Exercise description.
Work out how many lines contain "recrystallization". Reply with the count alone.

(Part of a data file)
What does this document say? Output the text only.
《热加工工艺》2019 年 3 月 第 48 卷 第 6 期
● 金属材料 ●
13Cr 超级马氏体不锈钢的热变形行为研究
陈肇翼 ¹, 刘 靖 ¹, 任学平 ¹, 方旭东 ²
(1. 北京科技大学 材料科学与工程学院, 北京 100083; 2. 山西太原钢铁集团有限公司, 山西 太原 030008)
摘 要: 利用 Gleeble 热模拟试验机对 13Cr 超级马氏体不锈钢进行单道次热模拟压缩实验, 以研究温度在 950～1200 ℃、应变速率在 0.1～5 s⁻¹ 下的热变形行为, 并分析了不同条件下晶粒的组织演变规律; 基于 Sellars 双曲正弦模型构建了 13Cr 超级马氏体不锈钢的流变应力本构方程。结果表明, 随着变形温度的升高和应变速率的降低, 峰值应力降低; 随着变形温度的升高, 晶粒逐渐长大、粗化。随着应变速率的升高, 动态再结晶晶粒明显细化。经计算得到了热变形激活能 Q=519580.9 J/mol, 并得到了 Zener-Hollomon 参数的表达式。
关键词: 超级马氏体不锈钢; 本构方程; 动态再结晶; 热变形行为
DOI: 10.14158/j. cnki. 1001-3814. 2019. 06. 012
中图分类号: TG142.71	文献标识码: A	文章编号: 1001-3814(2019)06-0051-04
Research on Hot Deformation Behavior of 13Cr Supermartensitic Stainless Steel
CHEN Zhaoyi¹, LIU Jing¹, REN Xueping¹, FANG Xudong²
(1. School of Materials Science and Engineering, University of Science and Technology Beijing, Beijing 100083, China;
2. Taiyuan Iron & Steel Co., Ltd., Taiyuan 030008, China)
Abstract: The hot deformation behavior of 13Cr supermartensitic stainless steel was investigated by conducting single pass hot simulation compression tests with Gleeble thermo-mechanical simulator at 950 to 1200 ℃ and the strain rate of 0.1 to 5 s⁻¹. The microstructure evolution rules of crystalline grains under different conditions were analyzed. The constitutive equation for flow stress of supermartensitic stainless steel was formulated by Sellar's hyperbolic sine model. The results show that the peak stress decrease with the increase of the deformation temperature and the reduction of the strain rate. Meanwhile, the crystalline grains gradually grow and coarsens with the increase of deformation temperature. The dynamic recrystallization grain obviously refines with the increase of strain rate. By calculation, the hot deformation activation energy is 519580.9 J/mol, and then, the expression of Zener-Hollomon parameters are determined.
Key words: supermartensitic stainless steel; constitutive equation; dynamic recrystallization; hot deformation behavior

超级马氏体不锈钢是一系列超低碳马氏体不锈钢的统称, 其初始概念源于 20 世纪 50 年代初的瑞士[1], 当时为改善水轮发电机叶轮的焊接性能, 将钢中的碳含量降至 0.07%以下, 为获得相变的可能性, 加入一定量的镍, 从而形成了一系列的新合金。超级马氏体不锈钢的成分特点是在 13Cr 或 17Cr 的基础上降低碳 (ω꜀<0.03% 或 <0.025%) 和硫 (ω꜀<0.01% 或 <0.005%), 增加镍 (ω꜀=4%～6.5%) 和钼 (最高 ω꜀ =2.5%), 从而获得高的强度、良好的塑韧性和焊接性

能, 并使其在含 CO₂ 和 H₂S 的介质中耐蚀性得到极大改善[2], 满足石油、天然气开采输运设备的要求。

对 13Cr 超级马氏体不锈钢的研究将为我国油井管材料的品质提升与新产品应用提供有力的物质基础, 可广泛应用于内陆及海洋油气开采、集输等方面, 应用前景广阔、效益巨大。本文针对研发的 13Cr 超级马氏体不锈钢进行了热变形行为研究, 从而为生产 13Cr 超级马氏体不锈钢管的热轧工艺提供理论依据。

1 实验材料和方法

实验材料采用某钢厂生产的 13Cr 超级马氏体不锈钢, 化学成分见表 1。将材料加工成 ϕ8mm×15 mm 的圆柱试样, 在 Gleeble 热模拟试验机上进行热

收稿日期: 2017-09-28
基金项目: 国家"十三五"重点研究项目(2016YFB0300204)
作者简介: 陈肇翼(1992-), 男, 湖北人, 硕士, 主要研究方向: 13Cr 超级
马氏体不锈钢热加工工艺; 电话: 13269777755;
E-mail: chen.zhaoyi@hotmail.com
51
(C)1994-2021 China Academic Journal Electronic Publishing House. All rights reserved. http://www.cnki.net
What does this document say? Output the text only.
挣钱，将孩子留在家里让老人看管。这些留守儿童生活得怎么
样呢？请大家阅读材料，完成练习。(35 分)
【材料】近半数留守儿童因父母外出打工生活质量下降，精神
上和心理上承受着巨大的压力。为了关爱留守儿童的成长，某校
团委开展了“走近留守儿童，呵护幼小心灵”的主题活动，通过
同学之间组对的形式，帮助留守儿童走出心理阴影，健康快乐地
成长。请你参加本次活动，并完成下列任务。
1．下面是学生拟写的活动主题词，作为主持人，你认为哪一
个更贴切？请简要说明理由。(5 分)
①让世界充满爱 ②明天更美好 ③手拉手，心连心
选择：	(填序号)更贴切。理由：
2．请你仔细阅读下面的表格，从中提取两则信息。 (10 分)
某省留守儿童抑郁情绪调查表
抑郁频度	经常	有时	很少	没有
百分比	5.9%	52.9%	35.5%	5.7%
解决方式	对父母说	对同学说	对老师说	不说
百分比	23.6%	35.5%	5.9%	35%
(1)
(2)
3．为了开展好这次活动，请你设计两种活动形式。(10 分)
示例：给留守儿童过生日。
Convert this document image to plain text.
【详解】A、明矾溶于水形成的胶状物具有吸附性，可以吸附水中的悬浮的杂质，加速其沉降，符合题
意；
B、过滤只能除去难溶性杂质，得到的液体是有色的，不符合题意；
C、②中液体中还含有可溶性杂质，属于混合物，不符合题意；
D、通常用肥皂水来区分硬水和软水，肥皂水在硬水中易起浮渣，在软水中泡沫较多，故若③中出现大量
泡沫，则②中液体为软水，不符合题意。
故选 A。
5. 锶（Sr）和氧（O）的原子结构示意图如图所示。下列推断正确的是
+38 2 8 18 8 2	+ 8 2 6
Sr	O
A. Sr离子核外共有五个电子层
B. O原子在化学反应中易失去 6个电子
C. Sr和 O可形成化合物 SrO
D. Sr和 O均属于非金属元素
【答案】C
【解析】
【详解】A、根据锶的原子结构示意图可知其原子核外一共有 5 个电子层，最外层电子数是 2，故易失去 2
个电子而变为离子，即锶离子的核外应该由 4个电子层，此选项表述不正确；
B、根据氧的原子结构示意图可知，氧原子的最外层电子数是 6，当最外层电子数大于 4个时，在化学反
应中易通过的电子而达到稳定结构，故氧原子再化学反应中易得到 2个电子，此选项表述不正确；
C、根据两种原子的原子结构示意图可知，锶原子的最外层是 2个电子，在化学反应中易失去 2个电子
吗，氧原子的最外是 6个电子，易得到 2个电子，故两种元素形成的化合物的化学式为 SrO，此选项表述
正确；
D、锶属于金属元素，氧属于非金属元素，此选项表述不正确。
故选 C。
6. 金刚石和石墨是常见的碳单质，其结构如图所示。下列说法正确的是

Task solution.
2